** START OF Exercise materials **

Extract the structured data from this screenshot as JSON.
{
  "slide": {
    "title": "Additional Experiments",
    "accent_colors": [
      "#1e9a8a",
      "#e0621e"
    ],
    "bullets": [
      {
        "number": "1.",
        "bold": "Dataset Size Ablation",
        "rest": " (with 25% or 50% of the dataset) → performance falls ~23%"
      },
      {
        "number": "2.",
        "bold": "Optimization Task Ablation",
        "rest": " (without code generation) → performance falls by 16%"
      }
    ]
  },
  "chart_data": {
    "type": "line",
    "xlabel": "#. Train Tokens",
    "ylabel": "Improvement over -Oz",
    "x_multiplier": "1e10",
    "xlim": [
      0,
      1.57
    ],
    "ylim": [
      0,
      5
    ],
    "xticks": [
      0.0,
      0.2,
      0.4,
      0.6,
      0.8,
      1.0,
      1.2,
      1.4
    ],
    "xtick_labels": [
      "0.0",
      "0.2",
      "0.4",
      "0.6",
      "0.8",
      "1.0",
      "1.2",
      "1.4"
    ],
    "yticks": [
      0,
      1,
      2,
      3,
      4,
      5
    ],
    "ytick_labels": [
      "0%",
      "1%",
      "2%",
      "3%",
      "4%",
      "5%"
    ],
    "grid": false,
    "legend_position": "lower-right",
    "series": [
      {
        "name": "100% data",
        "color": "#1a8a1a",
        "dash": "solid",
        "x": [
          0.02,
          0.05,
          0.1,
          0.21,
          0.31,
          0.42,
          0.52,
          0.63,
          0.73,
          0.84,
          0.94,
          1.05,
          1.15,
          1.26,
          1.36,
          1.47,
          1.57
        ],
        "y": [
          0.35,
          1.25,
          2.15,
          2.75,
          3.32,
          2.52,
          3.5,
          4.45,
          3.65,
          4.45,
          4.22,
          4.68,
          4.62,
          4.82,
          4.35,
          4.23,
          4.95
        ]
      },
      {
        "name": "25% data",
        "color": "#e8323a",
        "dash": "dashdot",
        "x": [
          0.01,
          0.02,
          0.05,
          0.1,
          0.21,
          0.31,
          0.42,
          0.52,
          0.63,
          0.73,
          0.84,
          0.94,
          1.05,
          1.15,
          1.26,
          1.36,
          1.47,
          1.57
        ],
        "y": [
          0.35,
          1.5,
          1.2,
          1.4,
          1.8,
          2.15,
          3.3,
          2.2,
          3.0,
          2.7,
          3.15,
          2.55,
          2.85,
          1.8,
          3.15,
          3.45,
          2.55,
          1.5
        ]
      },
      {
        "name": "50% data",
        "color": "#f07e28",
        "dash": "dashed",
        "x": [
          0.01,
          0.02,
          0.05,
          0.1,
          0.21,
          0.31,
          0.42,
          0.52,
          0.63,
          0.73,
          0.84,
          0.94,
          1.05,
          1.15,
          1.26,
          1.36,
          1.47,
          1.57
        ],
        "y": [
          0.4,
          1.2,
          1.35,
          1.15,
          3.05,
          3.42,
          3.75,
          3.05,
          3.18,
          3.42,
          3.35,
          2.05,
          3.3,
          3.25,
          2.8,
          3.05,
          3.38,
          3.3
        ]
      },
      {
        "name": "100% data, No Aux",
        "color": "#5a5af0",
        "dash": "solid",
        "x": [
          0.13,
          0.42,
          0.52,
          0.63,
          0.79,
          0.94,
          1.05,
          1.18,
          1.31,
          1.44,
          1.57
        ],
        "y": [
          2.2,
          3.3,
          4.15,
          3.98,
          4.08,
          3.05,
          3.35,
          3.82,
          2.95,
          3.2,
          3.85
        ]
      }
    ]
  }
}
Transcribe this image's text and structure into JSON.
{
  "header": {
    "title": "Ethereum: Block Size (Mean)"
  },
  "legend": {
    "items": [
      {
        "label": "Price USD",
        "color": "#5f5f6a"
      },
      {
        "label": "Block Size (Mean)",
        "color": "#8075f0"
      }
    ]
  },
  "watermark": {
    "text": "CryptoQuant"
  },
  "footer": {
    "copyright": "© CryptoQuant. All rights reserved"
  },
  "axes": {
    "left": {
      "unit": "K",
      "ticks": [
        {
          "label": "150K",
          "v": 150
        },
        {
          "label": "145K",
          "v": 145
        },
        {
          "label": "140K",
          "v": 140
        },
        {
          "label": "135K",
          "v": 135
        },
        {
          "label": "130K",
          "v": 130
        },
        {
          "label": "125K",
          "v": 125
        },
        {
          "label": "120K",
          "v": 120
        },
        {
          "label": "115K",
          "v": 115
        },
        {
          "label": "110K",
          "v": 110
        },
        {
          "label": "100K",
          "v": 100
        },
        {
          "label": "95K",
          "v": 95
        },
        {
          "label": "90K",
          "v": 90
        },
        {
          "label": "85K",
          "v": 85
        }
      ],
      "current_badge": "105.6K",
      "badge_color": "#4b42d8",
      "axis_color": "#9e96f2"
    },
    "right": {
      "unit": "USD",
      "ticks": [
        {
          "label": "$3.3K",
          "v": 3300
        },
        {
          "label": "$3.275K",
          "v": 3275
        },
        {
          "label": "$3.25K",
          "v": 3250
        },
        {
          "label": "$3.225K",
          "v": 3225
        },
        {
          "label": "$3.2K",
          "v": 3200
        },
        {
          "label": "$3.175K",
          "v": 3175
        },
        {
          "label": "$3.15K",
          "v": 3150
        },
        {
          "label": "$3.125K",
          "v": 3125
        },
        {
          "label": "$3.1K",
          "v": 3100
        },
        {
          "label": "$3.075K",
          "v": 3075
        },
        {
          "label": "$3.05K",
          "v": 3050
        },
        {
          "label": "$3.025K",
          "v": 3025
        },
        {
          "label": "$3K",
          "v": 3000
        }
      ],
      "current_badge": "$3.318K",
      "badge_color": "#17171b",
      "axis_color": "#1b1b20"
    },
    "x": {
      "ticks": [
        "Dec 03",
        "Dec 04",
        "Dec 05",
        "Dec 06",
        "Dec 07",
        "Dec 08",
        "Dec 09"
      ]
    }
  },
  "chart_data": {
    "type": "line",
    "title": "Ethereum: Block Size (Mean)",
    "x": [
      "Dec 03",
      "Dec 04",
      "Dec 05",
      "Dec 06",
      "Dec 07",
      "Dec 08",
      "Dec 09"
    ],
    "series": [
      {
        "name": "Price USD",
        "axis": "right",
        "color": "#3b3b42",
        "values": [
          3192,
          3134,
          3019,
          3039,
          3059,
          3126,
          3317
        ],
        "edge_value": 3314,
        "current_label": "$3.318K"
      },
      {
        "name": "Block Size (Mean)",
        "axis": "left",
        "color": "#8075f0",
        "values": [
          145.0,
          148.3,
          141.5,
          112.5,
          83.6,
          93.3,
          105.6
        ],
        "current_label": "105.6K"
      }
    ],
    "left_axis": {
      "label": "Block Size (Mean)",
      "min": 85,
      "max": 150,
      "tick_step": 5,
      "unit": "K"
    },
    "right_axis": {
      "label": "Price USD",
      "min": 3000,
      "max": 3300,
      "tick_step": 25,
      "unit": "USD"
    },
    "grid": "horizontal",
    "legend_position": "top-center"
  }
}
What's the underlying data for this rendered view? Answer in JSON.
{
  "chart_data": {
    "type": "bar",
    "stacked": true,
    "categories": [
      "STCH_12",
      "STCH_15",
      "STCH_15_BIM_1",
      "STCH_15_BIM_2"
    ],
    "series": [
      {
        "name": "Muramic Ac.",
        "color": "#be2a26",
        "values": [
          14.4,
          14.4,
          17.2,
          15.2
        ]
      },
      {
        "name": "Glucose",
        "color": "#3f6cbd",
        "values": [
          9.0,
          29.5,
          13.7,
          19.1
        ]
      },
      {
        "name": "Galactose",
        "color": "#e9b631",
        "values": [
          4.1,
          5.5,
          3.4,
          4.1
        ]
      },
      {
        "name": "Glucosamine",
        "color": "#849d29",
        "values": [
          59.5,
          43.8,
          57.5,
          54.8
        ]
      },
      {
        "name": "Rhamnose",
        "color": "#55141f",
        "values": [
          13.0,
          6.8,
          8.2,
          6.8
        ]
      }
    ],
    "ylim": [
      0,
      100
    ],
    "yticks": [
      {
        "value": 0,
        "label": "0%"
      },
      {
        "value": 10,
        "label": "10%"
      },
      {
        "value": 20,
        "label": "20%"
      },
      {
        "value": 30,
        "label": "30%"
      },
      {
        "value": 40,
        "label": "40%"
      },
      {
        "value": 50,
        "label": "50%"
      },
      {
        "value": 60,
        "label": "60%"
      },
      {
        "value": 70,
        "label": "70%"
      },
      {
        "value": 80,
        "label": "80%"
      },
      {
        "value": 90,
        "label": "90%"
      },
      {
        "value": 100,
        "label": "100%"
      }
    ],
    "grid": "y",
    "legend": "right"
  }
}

** END OF Exercise materials **

▸ What is needed
Filter the listing above for the string "Ethereum" and copy every matching line.

▸ Task answer
    "title": "Ethereum: Block Size (Mean)"
    "title": "Ethereum: Block Size (Mean)",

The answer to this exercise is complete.